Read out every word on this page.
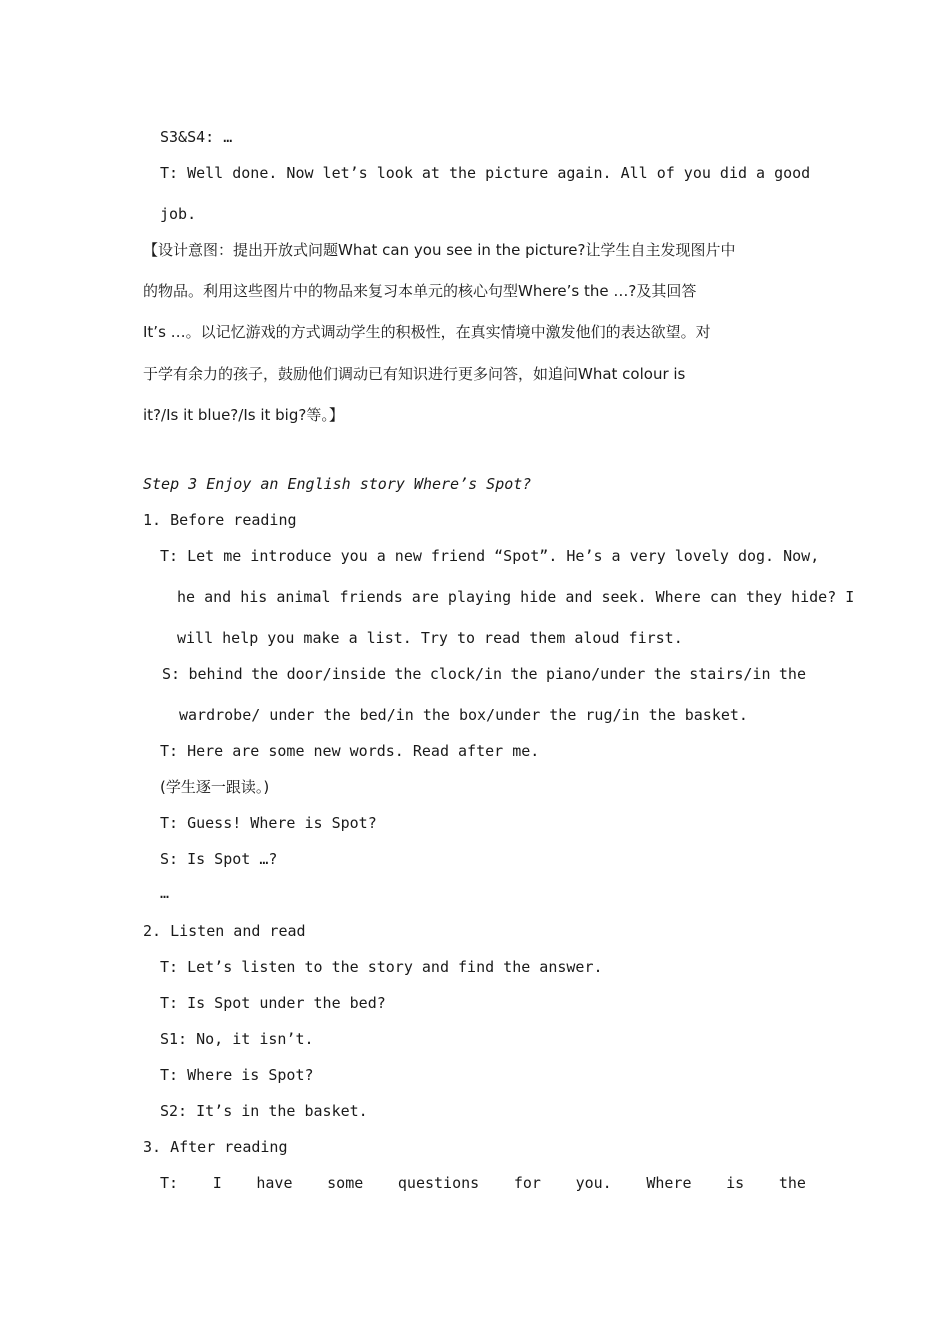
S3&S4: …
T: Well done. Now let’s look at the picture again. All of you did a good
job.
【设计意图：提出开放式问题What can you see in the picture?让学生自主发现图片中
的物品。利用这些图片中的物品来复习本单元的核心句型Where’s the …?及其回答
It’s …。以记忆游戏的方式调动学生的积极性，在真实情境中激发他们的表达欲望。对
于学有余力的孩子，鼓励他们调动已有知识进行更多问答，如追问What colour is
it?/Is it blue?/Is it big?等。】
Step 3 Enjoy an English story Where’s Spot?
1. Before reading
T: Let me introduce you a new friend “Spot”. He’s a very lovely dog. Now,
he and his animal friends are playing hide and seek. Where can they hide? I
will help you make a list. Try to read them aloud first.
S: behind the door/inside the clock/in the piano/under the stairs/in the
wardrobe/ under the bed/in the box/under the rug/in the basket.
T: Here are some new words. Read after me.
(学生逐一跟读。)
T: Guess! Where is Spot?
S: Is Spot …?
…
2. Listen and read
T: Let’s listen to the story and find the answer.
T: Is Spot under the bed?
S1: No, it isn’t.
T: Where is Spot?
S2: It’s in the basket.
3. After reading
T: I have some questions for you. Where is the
· · · · · · ·
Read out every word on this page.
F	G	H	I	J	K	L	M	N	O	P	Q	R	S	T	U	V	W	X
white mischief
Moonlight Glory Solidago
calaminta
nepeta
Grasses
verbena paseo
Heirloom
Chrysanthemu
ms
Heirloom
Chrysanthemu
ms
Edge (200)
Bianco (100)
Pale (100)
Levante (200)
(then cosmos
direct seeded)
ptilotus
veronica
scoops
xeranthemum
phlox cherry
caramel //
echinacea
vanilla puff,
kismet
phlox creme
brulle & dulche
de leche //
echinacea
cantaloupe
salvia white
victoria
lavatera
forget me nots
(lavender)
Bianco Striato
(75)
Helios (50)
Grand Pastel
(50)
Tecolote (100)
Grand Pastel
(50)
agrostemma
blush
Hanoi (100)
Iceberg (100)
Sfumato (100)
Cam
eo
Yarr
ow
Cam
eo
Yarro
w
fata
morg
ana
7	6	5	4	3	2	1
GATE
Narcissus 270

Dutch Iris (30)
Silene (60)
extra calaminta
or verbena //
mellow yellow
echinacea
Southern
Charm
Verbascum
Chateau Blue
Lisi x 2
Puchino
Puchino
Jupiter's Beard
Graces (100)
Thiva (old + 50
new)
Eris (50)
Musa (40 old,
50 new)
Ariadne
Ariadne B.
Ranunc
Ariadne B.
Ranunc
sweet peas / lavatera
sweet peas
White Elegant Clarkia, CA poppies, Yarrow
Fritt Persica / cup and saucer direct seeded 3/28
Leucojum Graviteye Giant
· · · · · · ·
WHAT YOU SHOULD DO — Read the entries and pick out all lines that include the word "story".

TASK RESPONSE —
Step 3 Enjoy an English story Where’s Spot?
T: Let’s listen to the story and find the answer.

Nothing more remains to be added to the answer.